> Problem statement:
What number of lines in the material contain the word "évaluation"? Give that number alone.

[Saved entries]
------------------------------

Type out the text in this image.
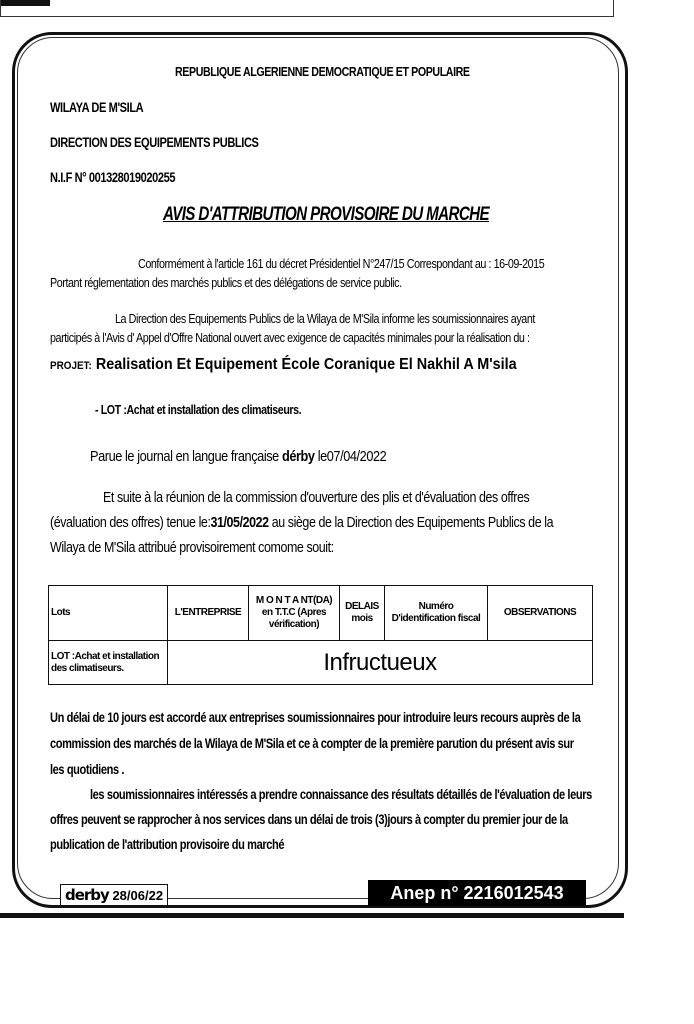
REPUBLIQUE ALGERIENNE DEMOCRATIQUE ET POPULAIRE
WILAYA DE M'SILA
DIRECTION DES EQUIPEMENTS PUBLICS
N.I.F N° 001328019020255
AVIS D'ATTRIBUTION PROVISOIRE DU MARCHE
Conformément à l'article 161 du décret Présidentiel N°247/15 Correspondant au : 16-09-2015
Portant réglementation des marchés publics et des délégations de service public.
La Direction des Equipements Publics de la Wilaya de M'Sila informe les soumissionnaires ayant
participés à l'Avis d' Appel d'Offre National ouvert avec exigence de capacités minimales pour la réalisation du :
PROJET: Realisation Et Equipement École Coranique El Nakhil A M'sila
- LOT :Achat et installation des climatiseurs.
Parue le journal en langue française dérby le07/04/2022
Et suite à la réunion de la commission d'ouverture des plis et d'évaluation des offres
(évaluation des offres) tenue le:31/05/2022 au siège de la Direction des Equipements Publics de la
Wilaya de M'Sila attribué provisoirement comome souit:
Lots	L'ENTREPRISE	M O N T A NT(DA) en T.T.C (Apres vérification)	DELAIS mois	Numéro D'identification fiscal	OBSERVATIONS
LOT :Achat et installation des climatiseurs.	Infructueux				
Un délai de 10 jours est accordé aux entreprises soumissionnaires pour introduire leurs recours auprès de la
commission des marchés de la Wilaya de M'Sila et ce à compter de la première parution du présent avis sur
les quotidiens .
les soumissionnaires intéressés a prendre connaissance des résultats détaillés de l'évaluation de leurs
offres peuvent se rapprocher à nos services dans un délai de trois (3)jours à compter du premier jour de la
publication de l'attribution provisoire du marché
derby 28/06/22	Anep n° 2216012543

------------------------------

> Task answer:
3